**Data for this task**
----------------

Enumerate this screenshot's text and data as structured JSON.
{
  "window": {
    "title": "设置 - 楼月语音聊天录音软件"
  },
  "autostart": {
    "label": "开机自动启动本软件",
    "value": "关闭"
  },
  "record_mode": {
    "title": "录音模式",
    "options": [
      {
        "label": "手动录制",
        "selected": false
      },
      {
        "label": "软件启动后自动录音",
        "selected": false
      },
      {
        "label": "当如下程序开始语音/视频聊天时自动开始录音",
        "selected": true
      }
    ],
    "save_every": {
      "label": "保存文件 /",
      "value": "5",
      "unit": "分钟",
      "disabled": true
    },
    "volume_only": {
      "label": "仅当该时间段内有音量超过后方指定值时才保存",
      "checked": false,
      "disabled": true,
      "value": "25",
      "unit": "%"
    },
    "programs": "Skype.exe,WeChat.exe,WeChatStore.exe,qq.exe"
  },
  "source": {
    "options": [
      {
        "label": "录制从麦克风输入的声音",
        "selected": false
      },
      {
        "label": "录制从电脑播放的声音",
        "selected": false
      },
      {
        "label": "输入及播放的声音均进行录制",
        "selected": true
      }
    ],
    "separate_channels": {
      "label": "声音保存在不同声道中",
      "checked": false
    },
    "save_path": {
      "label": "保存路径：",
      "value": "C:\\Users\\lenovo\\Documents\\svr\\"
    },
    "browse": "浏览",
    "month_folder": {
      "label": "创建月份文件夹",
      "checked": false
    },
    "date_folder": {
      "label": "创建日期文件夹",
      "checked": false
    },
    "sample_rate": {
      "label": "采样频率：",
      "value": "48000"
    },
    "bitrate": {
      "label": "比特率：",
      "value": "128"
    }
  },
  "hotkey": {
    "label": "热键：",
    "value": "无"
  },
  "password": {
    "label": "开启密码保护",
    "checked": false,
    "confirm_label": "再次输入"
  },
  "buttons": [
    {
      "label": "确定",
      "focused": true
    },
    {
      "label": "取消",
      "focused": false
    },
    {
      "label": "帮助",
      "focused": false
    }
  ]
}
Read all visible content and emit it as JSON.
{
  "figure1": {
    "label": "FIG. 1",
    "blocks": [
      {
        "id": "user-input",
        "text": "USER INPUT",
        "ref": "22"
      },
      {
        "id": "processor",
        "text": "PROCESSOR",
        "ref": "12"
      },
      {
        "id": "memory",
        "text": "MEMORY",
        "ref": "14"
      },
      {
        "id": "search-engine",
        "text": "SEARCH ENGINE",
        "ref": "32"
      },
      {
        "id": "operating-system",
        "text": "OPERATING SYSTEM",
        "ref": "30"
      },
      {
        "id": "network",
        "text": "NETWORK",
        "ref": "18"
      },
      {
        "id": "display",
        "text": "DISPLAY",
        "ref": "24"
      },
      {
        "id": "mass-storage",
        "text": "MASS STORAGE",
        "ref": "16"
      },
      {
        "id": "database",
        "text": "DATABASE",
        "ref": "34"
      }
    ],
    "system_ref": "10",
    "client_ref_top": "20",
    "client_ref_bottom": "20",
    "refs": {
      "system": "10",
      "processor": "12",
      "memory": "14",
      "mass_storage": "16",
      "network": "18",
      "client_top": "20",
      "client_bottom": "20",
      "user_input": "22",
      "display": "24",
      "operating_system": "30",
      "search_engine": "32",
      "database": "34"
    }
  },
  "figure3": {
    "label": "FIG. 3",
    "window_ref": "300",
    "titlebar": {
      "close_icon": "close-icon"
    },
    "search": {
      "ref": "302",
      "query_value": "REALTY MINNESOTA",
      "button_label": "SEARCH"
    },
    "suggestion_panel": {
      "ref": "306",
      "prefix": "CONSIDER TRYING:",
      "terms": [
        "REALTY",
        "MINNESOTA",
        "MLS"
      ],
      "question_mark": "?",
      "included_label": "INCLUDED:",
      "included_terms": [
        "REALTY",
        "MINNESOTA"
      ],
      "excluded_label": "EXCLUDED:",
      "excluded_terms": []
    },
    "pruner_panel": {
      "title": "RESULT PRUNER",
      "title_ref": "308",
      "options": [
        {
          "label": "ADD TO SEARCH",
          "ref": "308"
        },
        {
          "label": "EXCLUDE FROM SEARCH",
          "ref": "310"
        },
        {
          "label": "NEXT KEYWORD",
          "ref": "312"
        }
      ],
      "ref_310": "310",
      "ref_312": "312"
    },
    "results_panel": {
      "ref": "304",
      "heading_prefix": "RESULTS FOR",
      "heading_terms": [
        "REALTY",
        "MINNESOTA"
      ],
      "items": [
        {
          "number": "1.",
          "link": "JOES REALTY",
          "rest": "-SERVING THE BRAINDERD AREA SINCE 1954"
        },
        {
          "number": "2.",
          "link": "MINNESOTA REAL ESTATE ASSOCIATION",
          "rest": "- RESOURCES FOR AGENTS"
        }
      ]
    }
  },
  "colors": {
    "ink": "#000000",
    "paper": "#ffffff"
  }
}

----------------

**What you are asked to do**
From the data above, copy each line where the string "JSON" appears.

**Result for this exercise**
Enumerate this screenshot's text and data as structured JSON.
Read all visible content and emit it as JSON.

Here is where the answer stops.